Provided data:
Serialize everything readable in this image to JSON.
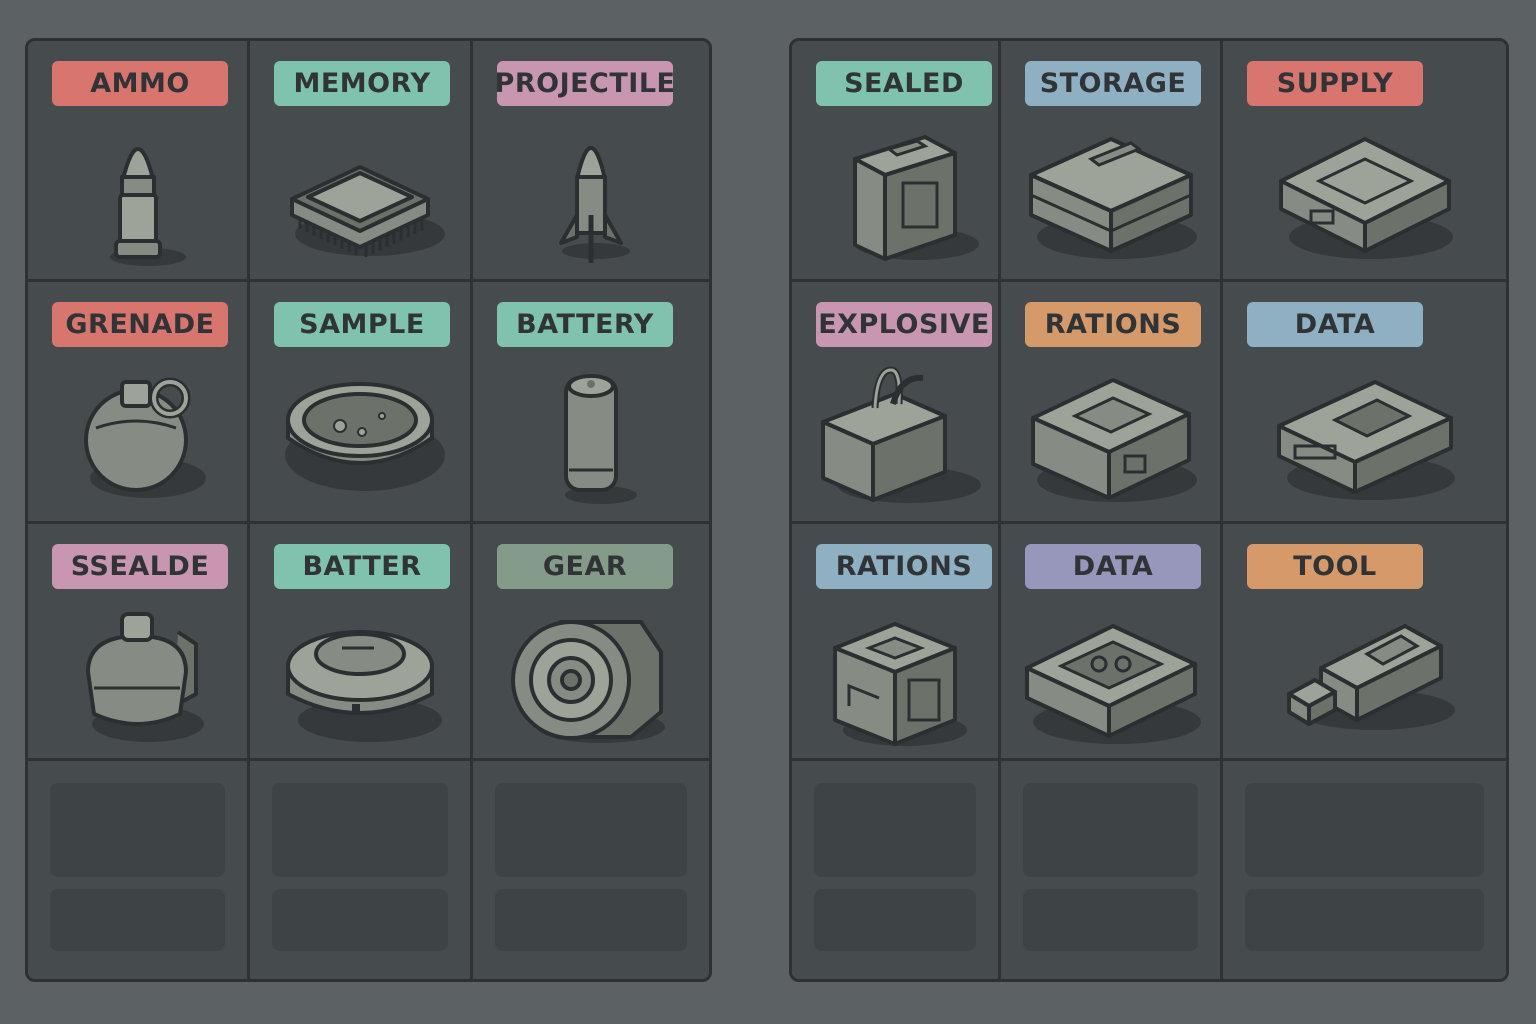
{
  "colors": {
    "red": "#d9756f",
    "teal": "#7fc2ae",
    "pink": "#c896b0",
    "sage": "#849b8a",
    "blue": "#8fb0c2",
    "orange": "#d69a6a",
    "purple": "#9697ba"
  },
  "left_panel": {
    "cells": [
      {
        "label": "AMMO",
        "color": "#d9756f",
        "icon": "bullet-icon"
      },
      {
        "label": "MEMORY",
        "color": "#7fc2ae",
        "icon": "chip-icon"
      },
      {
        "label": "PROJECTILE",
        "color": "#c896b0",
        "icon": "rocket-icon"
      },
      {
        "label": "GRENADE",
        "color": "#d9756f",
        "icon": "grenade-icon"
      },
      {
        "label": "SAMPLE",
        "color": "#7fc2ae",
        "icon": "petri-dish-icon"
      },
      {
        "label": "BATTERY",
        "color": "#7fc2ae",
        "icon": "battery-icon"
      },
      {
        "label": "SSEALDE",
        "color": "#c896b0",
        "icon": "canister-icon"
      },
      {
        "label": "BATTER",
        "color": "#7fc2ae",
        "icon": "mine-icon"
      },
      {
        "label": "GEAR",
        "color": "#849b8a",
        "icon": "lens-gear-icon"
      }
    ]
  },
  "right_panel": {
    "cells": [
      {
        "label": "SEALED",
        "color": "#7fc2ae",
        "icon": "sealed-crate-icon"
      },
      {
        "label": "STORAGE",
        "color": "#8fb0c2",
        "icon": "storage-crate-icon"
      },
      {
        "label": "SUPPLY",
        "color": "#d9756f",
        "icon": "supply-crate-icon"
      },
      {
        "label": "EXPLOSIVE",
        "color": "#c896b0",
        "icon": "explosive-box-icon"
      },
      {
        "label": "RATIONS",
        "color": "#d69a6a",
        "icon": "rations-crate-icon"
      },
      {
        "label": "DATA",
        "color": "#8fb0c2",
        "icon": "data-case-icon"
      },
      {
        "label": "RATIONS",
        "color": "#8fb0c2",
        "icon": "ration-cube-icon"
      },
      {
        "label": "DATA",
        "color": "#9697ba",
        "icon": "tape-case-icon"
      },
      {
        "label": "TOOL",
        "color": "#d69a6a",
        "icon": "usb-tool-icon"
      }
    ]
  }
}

Task goal: Copy each line of the data above that holds "case".

Full output:
        "icon": "data-case-icon"
        "icon": "tape-case-icon"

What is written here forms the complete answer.